[Dataset records]
-.-.-

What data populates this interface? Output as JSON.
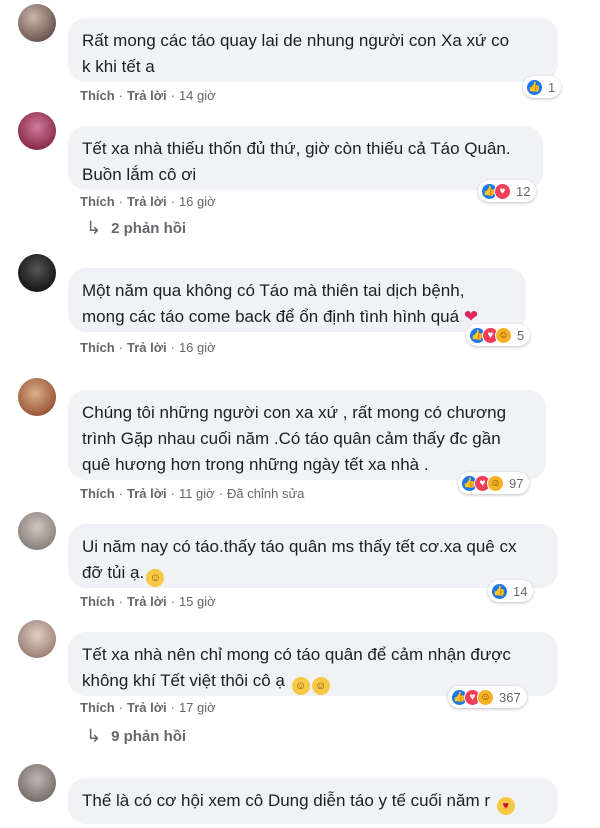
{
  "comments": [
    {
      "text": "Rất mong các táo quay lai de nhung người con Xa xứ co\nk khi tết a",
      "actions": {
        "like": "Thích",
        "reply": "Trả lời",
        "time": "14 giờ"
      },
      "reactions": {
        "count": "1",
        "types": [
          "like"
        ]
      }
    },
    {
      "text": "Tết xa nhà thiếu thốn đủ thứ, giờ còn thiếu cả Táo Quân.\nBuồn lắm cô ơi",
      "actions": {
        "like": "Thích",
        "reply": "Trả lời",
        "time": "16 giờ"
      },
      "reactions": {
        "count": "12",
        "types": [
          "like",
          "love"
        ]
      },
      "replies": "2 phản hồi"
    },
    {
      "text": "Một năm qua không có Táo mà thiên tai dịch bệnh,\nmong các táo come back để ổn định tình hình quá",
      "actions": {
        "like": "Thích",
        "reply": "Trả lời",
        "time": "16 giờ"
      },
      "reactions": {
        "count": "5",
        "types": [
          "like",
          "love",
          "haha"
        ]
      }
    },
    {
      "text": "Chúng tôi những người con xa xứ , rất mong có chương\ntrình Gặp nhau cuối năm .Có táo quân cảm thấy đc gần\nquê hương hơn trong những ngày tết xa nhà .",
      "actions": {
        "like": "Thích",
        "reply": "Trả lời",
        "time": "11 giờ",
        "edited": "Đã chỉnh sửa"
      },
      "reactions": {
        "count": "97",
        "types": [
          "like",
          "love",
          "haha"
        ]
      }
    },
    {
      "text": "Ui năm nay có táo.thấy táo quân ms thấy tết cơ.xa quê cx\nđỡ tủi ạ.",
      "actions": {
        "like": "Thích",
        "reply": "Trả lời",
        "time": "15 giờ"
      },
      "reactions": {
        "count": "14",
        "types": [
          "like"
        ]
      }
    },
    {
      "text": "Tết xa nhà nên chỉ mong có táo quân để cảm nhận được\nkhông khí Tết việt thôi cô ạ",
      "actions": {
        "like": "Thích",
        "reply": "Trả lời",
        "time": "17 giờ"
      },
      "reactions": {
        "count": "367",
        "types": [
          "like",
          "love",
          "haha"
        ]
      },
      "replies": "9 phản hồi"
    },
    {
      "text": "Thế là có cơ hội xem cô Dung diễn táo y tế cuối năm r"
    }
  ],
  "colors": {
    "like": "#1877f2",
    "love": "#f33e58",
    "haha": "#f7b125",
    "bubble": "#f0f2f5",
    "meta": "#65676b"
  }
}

-.-.-

# Exercise
Each line of the data is to be duplicated exactly; pictures stay out of the copy.

# Task answer
What data populates this interface? Output as JSON.
{
  "comments": [
    {
      "text": "Rất mong các táo quay lai de nhung người con Xa xứ co\nk khi tết a",
      "actions": {
        "like": "Thích",
        "reply": "Trả lời",
        "time": "14 giờ"
      },
      "reactions": {
        "count": "1",
        "types": [
          "like"
        ]
      }
    },
    {
      "text": "Tết xa nhà thiếu thốn đủ thứ, giờ còn thiếu cả Táo Quân.\nBuồn lắm cô ơi",
      "actions": {
        "like": "Thích",
        "reply": "Trả lời",
        "time": "16 giờ"
      },
      "reactions": {
        "count": "12",
        "types": [
          "like",
          "love"
        ]
      },
      "replies": "2 phản hồi"
    },
    {
      "text": "Một năm qua không có Táo mà thiên tai dịch bệnh,\nmong các táo come back để ổn định tình hình quá",
      "actions": {
        "like": "Thích",
        "reply": "Trả lời",
        "time": "16 giờ"
      },
      "reactions": {
        "count": "5",
        "types": [
          "like",
          "love",
          "haha"
        ]
      }
    },
    {
      "text": "Chúng tôi những người con xa xứ , rất mong có chương\ntrình Gặp nhau cuối năm .Có táo quân cảm thấy đc gần\nquê hương hơn trong những ngày tết xa nhà .",
      "actions": {
        "like": "Thích",
        "reply": "Trả lời",
        "time": "11 giờ",
        "edited": "Đã chỉnh sửa"
      },
      "reactions": {
        "count": "97",
        "types": [
          "like",
          "love",
          "haha"
        ]
      }
    },
    {
      "text": "Ui năm nay có táo.thấy táo quân ms thấy tết cơ.xa quê cx\nđỡ tủi ạ.",
      "actions": {
        "like": "Thích",
        "reply": "Trả lời",
        "time": "15 giờ"
      },
      "reactions": {
        "count": "14",
        "types": [
          "like"
        ]
      }
    },
    {
      "text": "Tết xa nhà nên chỉ mong có táo quân để cảm nhận được\nkhông khí Tết việt thôi cô ạ",
      "actions": {
        "like": "Thích",
        "reply": "Trả lời",
        "time": "17 giờ"
      },
      "reactions": {
        "count": "367",
        "types": [
          "like",
          "love",
          "haha"
        ]
      },
      "replies": "9 phản hồi"
    },
    {
      "text": "Thế là có cơ hội xem cô Dung diễn táo y tế cuối năm r"
    }
  ],
  "colors": {
    "like": "#1877f2",
    "love": "#f33e58",
    "haha": "#f7b125",
    "bubble": "#f0f2f5",
    "meta": "#65676b"
  }
}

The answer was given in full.